▶ _What needs to be done_:
Look below. Copy each line that has "screenshot" in it.

Records

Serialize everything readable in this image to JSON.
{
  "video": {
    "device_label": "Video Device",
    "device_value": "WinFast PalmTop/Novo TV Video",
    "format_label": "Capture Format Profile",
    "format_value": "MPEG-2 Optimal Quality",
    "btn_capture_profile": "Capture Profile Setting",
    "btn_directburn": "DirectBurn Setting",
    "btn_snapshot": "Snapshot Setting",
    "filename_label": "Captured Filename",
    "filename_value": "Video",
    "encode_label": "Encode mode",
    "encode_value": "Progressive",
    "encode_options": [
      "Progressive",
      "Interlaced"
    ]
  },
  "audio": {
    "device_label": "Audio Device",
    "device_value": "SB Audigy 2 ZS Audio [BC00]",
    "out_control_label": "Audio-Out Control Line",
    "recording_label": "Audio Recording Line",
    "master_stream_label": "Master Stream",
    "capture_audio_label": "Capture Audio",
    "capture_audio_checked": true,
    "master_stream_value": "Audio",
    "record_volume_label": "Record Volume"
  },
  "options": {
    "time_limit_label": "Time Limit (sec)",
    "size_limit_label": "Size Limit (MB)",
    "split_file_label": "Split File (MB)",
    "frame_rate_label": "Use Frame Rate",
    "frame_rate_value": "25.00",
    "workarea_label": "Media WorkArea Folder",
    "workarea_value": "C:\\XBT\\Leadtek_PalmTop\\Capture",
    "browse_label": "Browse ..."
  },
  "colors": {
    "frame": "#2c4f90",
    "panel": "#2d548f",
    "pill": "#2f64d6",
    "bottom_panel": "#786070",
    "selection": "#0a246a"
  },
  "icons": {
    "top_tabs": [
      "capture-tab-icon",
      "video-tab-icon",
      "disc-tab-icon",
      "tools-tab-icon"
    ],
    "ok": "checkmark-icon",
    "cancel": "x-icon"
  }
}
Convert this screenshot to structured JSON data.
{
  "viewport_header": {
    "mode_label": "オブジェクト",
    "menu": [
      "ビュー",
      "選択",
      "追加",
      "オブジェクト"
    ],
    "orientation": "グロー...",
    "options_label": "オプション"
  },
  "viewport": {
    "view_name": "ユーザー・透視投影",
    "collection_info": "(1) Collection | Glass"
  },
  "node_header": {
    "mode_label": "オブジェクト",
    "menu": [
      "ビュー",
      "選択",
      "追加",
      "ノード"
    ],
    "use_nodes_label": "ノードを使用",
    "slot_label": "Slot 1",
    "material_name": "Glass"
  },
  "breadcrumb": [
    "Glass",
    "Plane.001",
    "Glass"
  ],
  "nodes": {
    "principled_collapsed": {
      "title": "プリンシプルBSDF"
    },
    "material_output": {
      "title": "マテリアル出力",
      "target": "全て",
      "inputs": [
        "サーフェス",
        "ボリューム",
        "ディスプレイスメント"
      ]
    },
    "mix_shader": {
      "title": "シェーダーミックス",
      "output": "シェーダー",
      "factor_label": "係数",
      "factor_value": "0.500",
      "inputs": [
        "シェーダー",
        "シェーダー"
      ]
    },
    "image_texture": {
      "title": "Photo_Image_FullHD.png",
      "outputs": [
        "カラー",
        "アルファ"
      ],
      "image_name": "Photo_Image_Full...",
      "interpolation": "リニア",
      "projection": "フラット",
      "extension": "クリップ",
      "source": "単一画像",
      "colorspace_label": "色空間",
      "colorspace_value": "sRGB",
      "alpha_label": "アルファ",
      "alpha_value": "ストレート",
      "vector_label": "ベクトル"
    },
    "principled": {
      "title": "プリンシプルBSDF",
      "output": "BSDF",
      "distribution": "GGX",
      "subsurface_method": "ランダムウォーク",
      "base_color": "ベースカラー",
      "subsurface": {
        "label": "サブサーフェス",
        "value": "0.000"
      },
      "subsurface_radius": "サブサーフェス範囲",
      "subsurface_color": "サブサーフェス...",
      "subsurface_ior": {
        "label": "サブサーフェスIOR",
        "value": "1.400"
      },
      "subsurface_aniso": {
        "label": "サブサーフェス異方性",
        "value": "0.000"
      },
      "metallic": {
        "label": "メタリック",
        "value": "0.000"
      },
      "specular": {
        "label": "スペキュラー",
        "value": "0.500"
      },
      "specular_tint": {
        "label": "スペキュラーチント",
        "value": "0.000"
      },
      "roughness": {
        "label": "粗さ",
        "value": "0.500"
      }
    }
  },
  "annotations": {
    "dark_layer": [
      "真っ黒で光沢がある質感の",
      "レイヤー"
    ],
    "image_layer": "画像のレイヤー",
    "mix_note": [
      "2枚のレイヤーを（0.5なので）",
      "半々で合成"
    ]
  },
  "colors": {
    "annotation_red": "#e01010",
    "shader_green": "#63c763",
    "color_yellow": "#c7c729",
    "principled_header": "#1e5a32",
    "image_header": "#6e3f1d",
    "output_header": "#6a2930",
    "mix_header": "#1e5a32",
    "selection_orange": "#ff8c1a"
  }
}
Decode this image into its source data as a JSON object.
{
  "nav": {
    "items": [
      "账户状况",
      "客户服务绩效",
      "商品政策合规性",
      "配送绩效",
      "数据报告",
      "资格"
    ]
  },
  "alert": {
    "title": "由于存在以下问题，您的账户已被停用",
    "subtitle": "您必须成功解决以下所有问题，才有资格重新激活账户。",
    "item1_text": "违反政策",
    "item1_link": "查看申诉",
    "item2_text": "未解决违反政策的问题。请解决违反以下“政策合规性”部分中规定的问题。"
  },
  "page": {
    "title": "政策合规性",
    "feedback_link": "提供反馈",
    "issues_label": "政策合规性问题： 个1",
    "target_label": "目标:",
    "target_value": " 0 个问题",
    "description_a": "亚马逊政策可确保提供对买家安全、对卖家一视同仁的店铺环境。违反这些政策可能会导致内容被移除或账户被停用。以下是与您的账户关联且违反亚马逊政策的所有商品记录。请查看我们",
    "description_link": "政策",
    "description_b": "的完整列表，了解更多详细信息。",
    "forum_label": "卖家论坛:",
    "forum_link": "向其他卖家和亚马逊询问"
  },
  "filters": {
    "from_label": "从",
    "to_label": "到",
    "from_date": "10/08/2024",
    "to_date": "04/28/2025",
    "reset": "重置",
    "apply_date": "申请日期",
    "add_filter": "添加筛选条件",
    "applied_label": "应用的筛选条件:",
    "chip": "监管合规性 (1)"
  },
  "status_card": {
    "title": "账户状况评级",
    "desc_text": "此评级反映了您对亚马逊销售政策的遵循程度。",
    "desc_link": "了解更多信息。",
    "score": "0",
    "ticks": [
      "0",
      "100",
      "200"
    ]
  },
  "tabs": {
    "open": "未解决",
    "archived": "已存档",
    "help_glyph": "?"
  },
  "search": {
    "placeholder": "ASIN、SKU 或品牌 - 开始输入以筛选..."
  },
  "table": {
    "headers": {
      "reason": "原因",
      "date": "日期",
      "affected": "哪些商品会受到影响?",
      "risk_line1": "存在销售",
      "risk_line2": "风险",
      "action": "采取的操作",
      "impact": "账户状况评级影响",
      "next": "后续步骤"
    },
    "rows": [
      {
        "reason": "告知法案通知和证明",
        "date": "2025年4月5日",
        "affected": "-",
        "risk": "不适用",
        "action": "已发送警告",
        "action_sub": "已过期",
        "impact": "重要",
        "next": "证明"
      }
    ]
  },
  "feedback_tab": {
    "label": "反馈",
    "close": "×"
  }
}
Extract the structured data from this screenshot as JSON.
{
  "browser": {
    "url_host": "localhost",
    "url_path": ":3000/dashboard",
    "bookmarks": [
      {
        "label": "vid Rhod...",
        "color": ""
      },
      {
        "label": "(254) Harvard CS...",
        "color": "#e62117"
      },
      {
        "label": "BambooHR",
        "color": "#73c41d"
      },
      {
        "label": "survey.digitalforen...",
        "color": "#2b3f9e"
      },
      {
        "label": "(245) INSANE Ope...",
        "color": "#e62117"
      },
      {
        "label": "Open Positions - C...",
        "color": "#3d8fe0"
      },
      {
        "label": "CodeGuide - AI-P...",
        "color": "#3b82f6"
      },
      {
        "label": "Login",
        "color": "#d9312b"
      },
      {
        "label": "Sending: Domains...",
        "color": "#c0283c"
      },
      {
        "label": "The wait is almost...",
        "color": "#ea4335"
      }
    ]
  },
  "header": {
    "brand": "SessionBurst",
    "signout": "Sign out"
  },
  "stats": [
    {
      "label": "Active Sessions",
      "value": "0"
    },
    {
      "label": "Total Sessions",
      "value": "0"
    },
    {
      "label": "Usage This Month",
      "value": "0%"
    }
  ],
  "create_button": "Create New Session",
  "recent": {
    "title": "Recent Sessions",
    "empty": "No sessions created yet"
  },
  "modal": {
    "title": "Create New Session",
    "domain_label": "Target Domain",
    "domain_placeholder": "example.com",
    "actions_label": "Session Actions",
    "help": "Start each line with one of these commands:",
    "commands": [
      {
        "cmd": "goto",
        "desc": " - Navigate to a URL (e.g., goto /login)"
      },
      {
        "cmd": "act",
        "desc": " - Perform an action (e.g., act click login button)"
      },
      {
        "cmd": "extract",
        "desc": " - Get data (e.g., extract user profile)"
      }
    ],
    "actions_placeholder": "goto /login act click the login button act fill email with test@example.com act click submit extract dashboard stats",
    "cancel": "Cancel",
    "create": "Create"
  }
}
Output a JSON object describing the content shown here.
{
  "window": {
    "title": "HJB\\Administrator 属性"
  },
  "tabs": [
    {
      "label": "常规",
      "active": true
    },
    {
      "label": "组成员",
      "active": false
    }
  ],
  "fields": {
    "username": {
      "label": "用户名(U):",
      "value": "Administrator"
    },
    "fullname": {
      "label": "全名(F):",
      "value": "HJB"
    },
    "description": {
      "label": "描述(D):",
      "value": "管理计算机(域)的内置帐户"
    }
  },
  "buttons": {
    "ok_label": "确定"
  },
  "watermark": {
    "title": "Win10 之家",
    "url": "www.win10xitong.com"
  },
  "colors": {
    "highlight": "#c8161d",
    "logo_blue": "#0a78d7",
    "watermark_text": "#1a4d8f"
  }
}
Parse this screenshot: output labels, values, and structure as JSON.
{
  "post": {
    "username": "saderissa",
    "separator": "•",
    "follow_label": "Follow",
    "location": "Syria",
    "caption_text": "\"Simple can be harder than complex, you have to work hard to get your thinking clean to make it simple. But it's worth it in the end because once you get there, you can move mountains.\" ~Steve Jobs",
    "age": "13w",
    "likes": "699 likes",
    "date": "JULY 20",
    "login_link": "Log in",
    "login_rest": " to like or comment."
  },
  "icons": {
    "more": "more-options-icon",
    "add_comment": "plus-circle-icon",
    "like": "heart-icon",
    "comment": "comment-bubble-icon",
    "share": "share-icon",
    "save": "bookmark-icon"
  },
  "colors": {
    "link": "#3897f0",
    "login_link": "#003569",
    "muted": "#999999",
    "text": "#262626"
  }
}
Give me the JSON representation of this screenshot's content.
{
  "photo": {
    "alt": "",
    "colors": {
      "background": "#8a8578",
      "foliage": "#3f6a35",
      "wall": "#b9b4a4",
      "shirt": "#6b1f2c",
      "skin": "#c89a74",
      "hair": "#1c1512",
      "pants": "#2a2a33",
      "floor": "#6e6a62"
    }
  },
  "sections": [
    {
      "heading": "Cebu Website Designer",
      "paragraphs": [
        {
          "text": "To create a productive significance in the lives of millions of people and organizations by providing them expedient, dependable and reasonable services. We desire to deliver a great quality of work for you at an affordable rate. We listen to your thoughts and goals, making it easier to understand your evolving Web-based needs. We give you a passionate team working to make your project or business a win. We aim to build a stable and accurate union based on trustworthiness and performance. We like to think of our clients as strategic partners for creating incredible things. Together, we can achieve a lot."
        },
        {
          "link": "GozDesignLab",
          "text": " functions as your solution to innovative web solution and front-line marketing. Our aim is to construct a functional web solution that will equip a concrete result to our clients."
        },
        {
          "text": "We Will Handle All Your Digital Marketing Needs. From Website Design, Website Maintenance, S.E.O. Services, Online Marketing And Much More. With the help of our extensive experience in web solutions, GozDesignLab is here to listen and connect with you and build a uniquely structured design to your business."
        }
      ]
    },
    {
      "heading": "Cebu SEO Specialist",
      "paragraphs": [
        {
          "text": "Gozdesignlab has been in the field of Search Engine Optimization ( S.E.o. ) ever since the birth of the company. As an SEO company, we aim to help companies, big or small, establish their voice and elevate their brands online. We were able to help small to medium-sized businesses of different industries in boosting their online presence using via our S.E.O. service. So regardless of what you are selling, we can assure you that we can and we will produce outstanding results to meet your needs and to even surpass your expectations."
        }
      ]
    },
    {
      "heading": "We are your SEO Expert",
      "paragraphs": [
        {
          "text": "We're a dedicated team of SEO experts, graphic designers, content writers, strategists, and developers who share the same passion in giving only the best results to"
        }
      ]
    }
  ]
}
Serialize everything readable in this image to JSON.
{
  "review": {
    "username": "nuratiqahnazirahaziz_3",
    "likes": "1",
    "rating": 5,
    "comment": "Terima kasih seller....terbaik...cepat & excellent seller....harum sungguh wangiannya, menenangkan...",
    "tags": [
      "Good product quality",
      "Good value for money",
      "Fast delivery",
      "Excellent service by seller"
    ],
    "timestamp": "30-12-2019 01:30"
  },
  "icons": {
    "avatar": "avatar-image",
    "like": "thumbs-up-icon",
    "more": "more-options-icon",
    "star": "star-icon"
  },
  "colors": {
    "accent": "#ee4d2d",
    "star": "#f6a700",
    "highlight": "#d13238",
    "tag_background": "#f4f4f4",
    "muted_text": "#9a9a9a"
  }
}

▶ _Complete output_:
Convert this screenshot to structured JSON data.
Extract the structured data from this screenshot as JSON.
Parse this screenshot: output labels, values, and structure as JSON.
Give me the JSON representation of this screenshot's content.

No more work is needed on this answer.